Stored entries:
※ ※ ※

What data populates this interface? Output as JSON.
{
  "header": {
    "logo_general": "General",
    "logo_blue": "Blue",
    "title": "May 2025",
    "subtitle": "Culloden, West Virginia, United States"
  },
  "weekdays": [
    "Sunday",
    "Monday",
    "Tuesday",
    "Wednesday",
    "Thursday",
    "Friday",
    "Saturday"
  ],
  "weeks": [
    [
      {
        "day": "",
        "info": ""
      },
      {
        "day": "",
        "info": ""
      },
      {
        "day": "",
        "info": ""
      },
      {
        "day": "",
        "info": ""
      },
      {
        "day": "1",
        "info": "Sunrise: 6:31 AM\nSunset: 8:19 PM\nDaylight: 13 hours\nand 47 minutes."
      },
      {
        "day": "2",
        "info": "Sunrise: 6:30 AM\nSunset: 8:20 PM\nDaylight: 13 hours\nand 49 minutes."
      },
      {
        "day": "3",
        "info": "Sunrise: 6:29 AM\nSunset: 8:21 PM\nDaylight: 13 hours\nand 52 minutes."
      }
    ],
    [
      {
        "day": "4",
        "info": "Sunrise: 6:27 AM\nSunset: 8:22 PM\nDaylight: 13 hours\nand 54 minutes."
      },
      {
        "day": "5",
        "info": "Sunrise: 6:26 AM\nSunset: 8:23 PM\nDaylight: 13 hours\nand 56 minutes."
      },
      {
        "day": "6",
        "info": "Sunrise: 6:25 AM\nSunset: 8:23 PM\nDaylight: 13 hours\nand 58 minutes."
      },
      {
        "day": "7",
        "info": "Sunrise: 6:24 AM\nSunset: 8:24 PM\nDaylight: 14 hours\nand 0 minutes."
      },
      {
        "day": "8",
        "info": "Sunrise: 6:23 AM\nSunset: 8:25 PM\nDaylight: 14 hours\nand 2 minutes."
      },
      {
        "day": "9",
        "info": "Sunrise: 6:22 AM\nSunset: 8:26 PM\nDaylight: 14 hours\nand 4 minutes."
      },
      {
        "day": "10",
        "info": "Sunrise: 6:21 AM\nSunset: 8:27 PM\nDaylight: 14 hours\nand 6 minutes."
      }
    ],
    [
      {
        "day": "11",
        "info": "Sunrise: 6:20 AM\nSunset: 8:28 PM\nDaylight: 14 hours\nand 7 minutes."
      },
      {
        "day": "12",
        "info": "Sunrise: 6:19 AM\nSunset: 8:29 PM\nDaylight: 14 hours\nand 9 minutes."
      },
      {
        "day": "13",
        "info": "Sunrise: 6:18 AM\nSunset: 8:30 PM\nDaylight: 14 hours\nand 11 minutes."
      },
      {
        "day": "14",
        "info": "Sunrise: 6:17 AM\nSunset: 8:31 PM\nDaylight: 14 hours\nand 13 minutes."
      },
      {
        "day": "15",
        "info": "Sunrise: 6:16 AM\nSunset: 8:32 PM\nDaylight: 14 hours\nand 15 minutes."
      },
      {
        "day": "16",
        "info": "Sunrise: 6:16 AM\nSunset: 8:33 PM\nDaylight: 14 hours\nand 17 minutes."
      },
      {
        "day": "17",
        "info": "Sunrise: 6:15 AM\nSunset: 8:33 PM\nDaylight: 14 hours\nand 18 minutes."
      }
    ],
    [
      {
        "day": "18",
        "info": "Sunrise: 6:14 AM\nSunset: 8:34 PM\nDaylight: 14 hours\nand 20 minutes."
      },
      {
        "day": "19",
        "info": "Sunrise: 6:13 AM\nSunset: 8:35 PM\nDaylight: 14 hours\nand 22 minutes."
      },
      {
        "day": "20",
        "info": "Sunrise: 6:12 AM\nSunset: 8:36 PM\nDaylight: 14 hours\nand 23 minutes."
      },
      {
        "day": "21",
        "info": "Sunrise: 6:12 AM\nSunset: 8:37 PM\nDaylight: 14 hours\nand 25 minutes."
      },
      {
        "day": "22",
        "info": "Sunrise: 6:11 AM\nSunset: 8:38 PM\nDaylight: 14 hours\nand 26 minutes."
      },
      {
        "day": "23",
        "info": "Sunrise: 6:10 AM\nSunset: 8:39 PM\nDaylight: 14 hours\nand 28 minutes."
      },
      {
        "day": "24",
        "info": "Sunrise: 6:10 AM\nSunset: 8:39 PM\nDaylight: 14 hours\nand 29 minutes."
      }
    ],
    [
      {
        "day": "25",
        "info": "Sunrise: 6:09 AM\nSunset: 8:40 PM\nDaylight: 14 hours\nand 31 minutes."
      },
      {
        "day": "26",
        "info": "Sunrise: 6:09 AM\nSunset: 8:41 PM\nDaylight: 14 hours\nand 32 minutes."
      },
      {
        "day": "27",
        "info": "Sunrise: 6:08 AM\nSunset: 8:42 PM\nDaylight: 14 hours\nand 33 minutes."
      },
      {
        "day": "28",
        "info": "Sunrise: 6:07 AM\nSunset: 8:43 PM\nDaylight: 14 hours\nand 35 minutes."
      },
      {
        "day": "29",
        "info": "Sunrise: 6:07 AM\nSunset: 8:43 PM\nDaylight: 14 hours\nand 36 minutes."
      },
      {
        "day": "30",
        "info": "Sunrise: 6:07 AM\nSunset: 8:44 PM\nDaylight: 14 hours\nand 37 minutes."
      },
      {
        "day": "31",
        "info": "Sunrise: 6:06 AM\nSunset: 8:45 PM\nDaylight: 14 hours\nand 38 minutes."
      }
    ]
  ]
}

※ ※ ※

What to produce:
Set down the entries above again, word for word.

Result:
What data populates this interface? Output as JSON.
{
  "header": {
    "logo_general": "General",
    "logo_blue": "Blue",
    "title": "May 2025",
    "subtitle": "Culloden, West Virginia, United States"
  },
  "weekdays": [
    "Sunday",
    "Monday",
    "Tuesday",
    "Wednesday",
    "Thursday",
    "Friday",
    "Saturday"
  ],
  "weeks": [
    [
      {
        "day": "",
        "info": ""
      },
      {
        "day": "",
        "info": ""
      },
      {
        "day": "",
        "info": ""
      },
      {
        "day": "",
        "info": ""
      },
      {
        "day": "1",
        "info": "Sunrise: 6:31 AM\nSunset: 8:19 PM\nDaylight: 13 hours\nand 47 minutes."
      },
      {
        "day": "2",
        "info": "Sunrise: 6:30 AM\nSunset: 8:20 PM\nDaylight: 13 hours\nand 49 minutes."
      },
      {
        "day": "3",
        "info": "Sunrise: 6:29 AM\nSunset: 8:21 PM\nDaylight: 13 hours\nand 52 minutes."
      }
    ],
    [
      {
        "day": "4",
        "info": "Sunrise: 6:27 AM\nSunset: 8:22 PM\nDaylight: 13 hours\nand 54 minutes."
      },
      {
        "day": "5",
        "info": "Sunrise: 6:26 AM\nSunset: 8:23 PM\nDaylight: 13 hours\nand 56 minutes."
      },
      {
        "day": "6",
        "info": "Sunrise: 6:25 AM\nSunset: 8:23 PM\nDaylight: 13 hours\nand 58 minutes."
      },
      {
        "day": "7",
        "info": "Sunrise: 6:24 AM\nSunset: 8:24 PM\nDaylight: 14 hours\nand 0 minutes."
      },
      {
        "day": "8",
        "info": "Sunrise: 6:23 AM\nSunset: 8:25 PM\nDaylight: 14 hours\nand 2 minutes."
      },
      {
        "day": "9",
        "info": "Sunrise: 6:22 AM\nSunset: 8:26 PM\nDaylight: 14 hours\nand 4 minutes."
      },
      {
        "day": "10",
        "info": "Sunrise: 6:21 AM\nSunset: 8:27 PM\nDaylight: 14 hours\nand 6 minutes."
      }
    ],
    [
      {
        "day": "11",
        "info": "Sunrise: 6:20 AM\nSunset: 8:28 PM\nDaylight: 14 hours\nand 7 minutes."
      },
      {
        "day": "12",
        "info": "Sunrise: 6:19 AM\nSunset: 8:29 PM\nDaylight: 14 hours\nand 9 minutes."
      },
      {
        "day": "13",
        "info": "Sunrise: 6:18 AM\nSunset: 8:30 PM\nDaylight: 14 hours\nand 11 minutes."
      },
      {
        "day": "14",
        "info": "Sunrise: 6:17 AM\nSunset: 8:31 PM\nDaylight: 14 hours\nand 13 minutes."
      },
      {
        "day": "15",
        "info": "Sunrise: 6:16 AM\nSunset: 8:32 PM\nDaylight: 14 hours\nand 15 minutes."
      },
      {
        "day": "16",
        "info": "Sunrise: 6:16 AM\nSunset: 8:33 PM\nDaylight: 14 hours\nand 17 minutes."
      },
      {
        "day": "17",
        "info": "Sunrise: 6:15 AM\nSunset: 8:33 PM\nDaylight: 14 hours\nand 18 minutes."
      }
    ],
    [
      {
        "day": "18",
        "info": "Sunrise: 6:14 AM\nSunset: 8:34 PM\nDaylight: 14 hours\nand 20 minutes."
      },
      {
        "day": "19",
        "info": "Sunrise: 6:13 AM\nSunset: 8:35 PM\nDaylight: 14 hours\nand 22 minutes."
      },
      {
        "day": "20",
        "info": "Sunrise: 6:12 AM\nSunset: 8:36 PM\nDaylight: 14 hours\nand 23 minutes."
      },
      {
        "day": "21",
        "info": "Sunrise: 6:12 AM\nSunset: 8:37 PM\nDaylight: 14 hours\nand 25 minutes."
      },
      {
        "day": "22",
        "info": "Sunrise: 6:11 AM\nSunset: 8:38 PM\nDaylight: 14 hours\nand 26 minutes."
      },
      {
        "day": "23",
        "info": "Sunrise: 6:10 AM\nSunset: 8:39 PM\nDaylight: 14 hours\nand 28 minutes."
      },
      {
        "day": "24",
        "info": "Sunrise: 6:10 AM\nSunset: 8:39 PM\nDaylight: 14 hours\nand 29 minutes."
      }
    ],
    [
      {
        "day": "25",
        "info": "Sunrise: 6:09 AM\nSunset: 8:40 PM\nDaylight: 14 hours\nand 31 minutes."
      },
      {
        "day": "26",
        "info": "Sunrise: 6:09 AM\nSunset: 8:41 PM\nDaylight: 14 hours\nand 32 minutes."
      },
      {
        "day": "27",
        "info": "Sunrise: 6:08 AM\nSunset: 8:42 PM\nDaylight: 14 hours\nand 33 minutes."
      },
      {
        "day": "28",
        "info": "Sunrise: 6:07 AM\nSunset: 8:43 PM\nDaylight: 14 hours\nand 35 minutes."
      },
      {
        "day": "29",
        "info": "Sunrise: 6:07 AM\nSunset: 8:43 PM\nDaylight: 14 hours\nand 36 minutes."
      },
      {
        "day": "30",
        "info": "Sunrise: 6:07 AM\nSunset: 8:44 PM\nDaylight: 14 hours\nand 37 minutes."
      },
      {
        "day": "31",
        "info": "Sunrise: 6:06 AM\nSunset: 8:45 PM\nDaylight: 14 hours\nand 38 minutes."
      }
    ]
  ]
}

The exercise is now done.